Report only the number of lines in this material that include "Sevilla".

※

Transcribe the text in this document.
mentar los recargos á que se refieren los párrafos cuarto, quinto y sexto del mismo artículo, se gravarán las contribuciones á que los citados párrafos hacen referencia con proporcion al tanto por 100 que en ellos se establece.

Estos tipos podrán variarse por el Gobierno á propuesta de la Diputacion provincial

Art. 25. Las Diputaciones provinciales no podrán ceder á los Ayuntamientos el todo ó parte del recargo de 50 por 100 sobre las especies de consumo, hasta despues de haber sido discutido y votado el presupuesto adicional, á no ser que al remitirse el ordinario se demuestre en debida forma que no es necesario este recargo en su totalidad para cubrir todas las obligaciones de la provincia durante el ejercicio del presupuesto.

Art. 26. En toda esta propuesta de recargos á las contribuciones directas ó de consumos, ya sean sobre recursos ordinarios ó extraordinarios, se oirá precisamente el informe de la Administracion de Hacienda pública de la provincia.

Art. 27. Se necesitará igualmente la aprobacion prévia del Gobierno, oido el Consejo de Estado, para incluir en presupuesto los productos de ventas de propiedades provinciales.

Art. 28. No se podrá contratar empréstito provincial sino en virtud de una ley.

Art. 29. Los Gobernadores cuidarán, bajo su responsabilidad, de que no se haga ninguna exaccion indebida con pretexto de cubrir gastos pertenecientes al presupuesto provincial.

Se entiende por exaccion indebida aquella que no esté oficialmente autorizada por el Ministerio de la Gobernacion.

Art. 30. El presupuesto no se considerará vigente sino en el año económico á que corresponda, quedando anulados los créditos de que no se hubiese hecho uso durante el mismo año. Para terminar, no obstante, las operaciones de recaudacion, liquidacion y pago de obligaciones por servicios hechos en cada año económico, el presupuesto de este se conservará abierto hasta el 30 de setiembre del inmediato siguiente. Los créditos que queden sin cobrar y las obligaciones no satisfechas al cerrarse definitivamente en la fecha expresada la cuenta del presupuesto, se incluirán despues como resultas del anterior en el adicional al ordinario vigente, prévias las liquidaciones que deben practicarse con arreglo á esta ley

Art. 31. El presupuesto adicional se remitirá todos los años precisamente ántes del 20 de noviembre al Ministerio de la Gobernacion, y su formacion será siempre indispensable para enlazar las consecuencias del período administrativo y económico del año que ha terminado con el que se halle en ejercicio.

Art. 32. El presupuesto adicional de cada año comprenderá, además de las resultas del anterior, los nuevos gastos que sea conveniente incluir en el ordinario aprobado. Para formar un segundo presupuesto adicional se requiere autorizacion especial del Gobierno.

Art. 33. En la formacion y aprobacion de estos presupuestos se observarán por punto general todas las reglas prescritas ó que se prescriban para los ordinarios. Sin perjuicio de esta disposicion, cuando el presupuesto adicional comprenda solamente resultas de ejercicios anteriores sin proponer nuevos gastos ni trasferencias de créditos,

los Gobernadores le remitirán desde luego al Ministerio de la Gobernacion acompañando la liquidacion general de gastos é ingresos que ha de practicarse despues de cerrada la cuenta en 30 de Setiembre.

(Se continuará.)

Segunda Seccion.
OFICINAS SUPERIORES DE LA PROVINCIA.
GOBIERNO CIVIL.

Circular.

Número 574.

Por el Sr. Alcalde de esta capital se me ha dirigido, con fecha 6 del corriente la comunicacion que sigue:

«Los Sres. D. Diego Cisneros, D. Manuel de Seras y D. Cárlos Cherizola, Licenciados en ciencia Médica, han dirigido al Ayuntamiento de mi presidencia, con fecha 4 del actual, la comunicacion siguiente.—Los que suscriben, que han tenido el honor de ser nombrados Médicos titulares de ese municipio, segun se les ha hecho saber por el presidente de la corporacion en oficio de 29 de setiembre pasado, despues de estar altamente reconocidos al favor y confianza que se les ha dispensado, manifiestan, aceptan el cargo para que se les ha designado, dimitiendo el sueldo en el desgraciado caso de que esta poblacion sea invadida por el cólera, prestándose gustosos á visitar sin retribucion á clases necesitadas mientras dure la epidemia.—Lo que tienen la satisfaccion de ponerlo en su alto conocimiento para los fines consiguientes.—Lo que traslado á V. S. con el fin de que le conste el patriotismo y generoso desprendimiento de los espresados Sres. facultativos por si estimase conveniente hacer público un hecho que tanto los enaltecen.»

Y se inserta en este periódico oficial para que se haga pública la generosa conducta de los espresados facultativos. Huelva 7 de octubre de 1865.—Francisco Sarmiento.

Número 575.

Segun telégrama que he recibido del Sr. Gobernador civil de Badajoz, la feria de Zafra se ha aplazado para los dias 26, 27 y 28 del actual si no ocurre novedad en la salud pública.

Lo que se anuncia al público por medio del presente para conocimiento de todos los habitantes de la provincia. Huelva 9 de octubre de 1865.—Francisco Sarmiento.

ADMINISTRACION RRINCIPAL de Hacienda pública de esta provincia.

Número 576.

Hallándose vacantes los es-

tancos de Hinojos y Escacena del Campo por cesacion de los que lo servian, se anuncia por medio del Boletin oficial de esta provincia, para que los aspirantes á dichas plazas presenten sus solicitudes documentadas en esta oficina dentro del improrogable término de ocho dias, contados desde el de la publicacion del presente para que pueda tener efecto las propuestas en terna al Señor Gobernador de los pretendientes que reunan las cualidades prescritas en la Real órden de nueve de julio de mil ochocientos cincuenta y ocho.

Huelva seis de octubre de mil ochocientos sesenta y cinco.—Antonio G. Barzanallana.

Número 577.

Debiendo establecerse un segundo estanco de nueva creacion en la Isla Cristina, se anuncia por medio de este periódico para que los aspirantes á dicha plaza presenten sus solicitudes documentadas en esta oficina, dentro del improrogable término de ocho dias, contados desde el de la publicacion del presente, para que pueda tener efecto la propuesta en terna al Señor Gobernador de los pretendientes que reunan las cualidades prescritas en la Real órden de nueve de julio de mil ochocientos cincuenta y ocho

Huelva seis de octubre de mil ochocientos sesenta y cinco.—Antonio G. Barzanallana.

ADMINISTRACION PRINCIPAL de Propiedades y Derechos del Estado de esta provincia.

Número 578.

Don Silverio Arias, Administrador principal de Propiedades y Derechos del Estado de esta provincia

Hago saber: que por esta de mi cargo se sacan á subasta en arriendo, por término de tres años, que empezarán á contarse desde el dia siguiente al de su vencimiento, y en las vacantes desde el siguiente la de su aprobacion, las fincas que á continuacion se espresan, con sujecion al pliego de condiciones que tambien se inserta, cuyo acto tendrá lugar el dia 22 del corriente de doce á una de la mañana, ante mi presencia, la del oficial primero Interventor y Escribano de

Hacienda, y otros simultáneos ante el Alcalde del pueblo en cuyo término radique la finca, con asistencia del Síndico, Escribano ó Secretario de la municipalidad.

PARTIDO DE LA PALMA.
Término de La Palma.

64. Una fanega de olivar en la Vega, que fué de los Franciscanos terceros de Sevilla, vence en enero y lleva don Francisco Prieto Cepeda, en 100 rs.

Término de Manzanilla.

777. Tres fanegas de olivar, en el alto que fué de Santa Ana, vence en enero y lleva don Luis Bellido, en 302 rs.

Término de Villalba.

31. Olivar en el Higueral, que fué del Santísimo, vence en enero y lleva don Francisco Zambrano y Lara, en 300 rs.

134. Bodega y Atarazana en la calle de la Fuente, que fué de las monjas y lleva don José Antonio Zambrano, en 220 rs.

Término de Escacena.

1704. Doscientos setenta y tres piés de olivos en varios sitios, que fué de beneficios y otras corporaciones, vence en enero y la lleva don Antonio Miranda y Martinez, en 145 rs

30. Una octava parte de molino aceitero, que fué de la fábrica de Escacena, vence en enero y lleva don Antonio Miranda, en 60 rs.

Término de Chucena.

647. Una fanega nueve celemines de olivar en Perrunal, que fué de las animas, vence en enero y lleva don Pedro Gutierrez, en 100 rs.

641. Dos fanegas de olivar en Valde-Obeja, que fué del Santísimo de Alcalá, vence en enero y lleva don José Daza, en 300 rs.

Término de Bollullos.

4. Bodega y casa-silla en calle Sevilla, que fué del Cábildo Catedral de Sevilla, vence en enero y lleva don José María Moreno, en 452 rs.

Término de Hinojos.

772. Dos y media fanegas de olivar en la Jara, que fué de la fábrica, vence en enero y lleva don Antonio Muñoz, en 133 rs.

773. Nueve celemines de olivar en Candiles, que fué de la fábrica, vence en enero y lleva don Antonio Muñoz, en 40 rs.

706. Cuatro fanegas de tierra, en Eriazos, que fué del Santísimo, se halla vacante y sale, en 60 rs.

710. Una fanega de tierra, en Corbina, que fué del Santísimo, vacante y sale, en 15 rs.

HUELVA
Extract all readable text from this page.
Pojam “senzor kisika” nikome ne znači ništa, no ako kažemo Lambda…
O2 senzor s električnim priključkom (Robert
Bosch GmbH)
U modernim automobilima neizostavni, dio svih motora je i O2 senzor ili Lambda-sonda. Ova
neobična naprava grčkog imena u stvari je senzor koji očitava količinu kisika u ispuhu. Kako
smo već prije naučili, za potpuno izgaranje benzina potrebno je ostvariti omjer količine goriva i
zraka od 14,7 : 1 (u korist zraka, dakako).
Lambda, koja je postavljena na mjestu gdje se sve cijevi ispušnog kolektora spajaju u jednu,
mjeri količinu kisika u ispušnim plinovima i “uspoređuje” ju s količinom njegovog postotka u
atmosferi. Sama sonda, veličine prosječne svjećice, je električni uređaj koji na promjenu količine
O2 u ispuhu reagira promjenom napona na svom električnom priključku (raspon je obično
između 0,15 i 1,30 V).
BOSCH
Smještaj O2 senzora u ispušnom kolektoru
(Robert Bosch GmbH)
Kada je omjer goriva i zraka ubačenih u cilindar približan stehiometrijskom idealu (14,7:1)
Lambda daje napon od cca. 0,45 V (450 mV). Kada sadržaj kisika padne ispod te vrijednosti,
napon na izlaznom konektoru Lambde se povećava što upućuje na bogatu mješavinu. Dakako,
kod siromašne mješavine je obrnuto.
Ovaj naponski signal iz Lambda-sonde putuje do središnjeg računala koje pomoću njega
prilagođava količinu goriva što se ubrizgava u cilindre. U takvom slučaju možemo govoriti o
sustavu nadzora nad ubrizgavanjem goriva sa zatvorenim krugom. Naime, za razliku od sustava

※

**Response below:**
2